■ **REQUIREMENTS**
Please output every one of the rows below as a Markdown table with two columns, No. and Text, numbering each row and leaving out any blank lines.

■ **RECORD LIST**

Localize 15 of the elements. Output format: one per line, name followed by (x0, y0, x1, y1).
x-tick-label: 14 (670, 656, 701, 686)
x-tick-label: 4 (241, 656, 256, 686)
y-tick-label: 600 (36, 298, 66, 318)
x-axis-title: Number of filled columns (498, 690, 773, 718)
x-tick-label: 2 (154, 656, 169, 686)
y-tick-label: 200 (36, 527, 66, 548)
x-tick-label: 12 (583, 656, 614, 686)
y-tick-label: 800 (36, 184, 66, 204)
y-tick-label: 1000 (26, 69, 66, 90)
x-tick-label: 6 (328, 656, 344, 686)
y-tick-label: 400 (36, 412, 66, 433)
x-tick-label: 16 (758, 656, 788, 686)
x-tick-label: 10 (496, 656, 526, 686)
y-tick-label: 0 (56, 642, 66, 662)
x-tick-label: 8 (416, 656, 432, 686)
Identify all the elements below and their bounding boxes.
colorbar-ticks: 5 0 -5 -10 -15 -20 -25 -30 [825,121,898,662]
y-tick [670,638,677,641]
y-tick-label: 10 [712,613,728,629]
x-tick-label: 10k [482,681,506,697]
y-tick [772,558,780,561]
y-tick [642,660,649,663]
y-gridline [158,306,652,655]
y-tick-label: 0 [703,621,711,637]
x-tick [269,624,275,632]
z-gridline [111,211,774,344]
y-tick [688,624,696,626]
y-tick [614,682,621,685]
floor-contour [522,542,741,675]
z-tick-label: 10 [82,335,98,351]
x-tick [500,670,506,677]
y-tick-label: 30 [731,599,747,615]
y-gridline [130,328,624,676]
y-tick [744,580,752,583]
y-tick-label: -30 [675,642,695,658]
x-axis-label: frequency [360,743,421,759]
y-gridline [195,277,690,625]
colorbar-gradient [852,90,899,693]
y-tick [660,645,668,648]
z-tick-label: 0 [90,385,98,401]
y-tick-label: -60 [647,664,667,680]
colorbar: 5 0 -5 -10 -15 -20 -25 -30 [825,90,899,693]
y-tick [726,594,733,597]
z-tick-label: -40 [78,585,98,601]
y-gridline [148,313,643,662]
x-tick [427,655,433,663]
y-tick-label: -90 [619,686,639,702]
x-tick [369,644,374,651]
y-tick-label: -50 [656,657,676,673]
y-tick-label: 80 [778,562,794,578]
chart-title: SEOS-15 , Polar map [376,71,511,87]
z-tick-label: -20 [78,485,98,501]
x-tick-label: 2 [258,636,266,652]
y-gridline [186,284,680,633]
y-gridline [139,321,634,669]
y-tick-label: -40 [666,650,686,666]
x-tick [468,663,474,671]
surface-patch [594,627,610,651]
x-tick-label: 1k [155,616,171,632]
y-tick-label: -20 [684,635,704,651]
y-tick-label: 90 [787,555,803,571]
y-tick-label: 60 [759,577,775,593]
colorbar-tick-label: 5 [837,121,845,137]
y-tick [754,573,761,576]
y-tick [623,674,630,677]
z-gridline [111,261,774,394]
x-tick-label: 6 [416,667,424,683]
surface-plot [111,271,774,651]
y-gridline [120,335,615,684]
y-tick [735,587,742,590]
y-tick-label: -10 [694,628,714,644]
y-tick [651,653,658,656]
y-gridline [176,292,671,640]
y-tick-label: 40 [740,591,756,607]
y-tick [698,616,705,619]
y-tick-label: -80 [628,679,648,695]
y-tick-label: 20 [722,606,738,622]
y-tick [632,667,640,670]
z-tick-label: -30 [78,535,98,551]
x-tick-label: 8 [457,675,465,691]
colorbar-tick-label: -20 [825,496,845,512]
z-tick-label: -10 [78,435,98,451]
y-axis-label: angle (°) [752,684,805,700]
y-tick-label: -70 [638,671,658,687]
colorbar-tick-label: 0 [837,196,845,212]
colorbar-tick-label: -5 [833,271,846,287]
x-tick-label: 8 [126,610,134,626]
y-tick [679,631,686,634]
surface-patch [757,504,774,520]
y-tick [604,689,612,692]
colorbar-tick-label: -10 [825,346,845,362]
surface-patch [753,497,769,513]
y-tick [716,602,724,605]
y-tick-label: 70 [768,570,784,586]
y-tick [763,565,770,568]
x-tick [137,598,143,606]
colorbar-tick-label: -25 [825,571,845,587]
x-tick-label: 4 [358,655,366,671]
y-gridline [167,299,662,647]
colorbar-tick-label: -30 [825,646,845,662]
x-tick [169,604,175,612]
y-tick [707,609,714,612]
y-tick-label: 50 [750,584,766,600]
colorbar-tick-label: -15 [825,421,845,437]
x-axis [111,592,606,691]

■ **RESULT OF THIS TASK**
| No. | Text |
|---|---|
| 1 | Localize 15 of the elements. Output format: one per line, name followed by (x0, y0, x1, y1). |
| 2 | x-tick-label: 14 (670, 656, 701, 686) |
| 3 | x-tick-label: 4 (241, 656, 256, 686) |
| 4 | y-tick-label: 600 (36, 298, 66, 318) |
| 5 | x-axis-title: Number of filled columns (498, 690, 773, 718) |
| 6 | x-tick-label: 2 (154, 656, 169, 686) |
| 7 | y-tick-label: 200 (36, 527, 66, 548) |
| 8 | x-tick-label: 12 (583, 656, 614, 686) |
| 9 | y-tick-label: 800 (36, 184, 66, 204) |
| 10 | y-tick-label: 1000 (26, 69, 66, 90) |
| 11 | x-tick-label: 6 (328, 656, 344, 686) |
| 12 | y-tick-label: 400 (36, 412, 66, 433) |
| 13 | x-tick-label: 16 (758, 656, 788, 686) |
| 14 | x-tick-label: 10 (496, 656, 526, 686) |
| 15 | y-tick-label: 0 (56, 642, 66, 662) |
| 16 | x-tick-label: 8 (416, 656, 432, 686) |
| 17 | Identify all the elements below and their bounding boxes. |
| 18 | colorbar-ticks: 5 0 -5 -10 -15 -20 -25 -30 [825,121,898,662] |
| 19 | y-tick [670,638,677,641] |
| 20 | y-tick-label: 10 [712,613,728,629] |
| 21 | x-tick-label: 10k [482,681,506,697] |
| 22 | y-tick [772,558,780,561] |
| 23 | y-tick [642,660,649,663] |
| 24 | y-gridline [158,306,652,655] |
| 25 | y-tick-label: 0 [703,621,711,637] |
| 26 | x-tick [269,624,275,632] |
| 27 | z-gridline [111,211,774,344] |
| 28 | y-tick [688,624,696,626] |
| 29 | y-tick [614,682,621,685] |
| 30 | floor-contour [522,542,741,675] |
| 31 | z-tick-label: 10 [82,335,98,351] |
| 32 | x-tick [500,670,506,677] |
| 33 | y-tick-label: 30 [731,599,747,615] |
| 34 | y-gridline [130,328,624,676] |
| 35 | y-tick [744,580,752,583] |
| 36 | y-tick-label: -30 [675,642,695,658] |
| 37 | x-axis-label: frequency [360,743,421,759] |
| 38 | y-gridline [195,277,690,625] |
| 39 | colorbar-gradient [852,90,899,693] |
| 40 | y-tick [660,645,668,648] |
| 41 | z-tick-label: 0 [90,385,98,401] |
| 42 | y-tick-label: -60 [647,664,667,680] |
| 43 | colorbar: 5 0 -5 -10 -15 -20 -25 -30 [825,90,899,693] |
| 44 | y-tick [726,594,733,597] |
| 45 | z-tick-label: -40 [78,585,98,601] |
| 46 | y-gridline [148,313,643,662] |
| 47 | x-tick [427,655,433,663] |
| 48 | y-tick-label: -90 [619,686,639,702] |
| 49 | x-tick [369,644,374,651] |
| 50 | y-tick-label: -50 [656,657,676,673] |
| 51 | y-tick-label: 80 [778,562,794,578] |
| 52 | chart-title: SEOS-15 , Polar map [376,71,511,87] |
| 53 | z-tick-label: -20 [78,485,98,501] |
| 54 | x-tick-label: 2 [258,636,266,652] |
| 55 | y-gridline [186,284,680,633] |
| 56 | y-gridline [139,321,634,669] |
| 57 | y-tick-label: -40 [666,650,686,666] |
| 58 | x-tick [468,663,474,671] |
| 59 | surface-patch [594,627,610,651] |
| 60 | x-tick-label: 1k [155,616,171,632] |
| 61 | y-tick-label: -20 [684,635,704,651] |
| 62 | y-tick-label: 90 [787,555,803,571] |
| 63 | y-tick-label: 60 [759,577,775,593] |
| 64 | colorbar-tick-label: 5 [837,121,845,137] |
| 65 | y-tick [754,573,761,576] |
| 66 | y-tick [623,674,630,677] |
| 67 | z-gridline [111,261,774,394] |
| 68 | x-tick-label: 6 [416,667,424,683] |
| 69 | surface-plot [111,271,774,651] |
| 70 | y-gridline [120,335,615,684] |
| 71 | y-tick [735,587,742,590] |
| 72 | y-tick-label: -10 [694,628,714,644] |
| 73 | y-tick [651,653,658,656] |
| 74 | y-gridline [176,292,671,640] |
| 75 | y-tick-label: 40 [740,591,756,607] |
| 76 | y-tick [698,616,705,619] |
| 77 | y-tick-label: -80 [628,679,648,695] |
| 78 | y-tick-label: 20 [722,606,738,622] |
| 79 | y-tick [632,667,640,670] |
| 80 | z-tick-label: -30 [78,535,98,551] |
| 81 | x-tick-label: 8 [457,675,465,691] |
| 82 | colorbar-tick-label: -20 [825,496,845,512] |
| 83 | z-tick-label: -10 [78,435,98,451] |
| 84 | y-axis-label: angle (°) [752,684,805,700] |
| 85 | y-tick-label: -70 [638,671,658,687] |
| 86 | colorbar-tick-label: 0 [837,196,845,212] |
| 87 | colorbar-tick-label: -5 [833,271,846,287] |
| 88 | x-tick-label: 8 [126,610,134,626] |
| 89 | y-tick [679,631,686,634] |
| 90 | surface-patch [757,504,774,520] |
| 91 | y-tick [604,689,612,692] |
| 92 | colorbar-tick-label: -10 [825,346,845,362] |
| 93 | surface-patch [753,497,769,513] |
| 94 | y-tick [716,602,724,605] |
| 95 | y-tick-label: 70 [768,570,784,586] |
| 96 | y-tick [763,565,770,568] |
| 97 | x-tick [137,598,143,606] |
| 98 | colorbar-tick-label: -25 [825,571,845,587] |
| 99 | x-tick-label: 4 [358,655,366,671] |
| 100 | y-gridline [167,299,662,647] |
| 101 | colorbar-tick-label: -30 [825,646,845,662] |
| 102 | x-tick [169,604,175,612] |
| 103 | y-tick [707,609,714,612] |
| 104 | y-tick-label: 50 [750,584,766,600] |
| 105 | colorbar-tick-label: -15 [825,421,845,437] |
| 106 | x-axis [111,592,606,691] |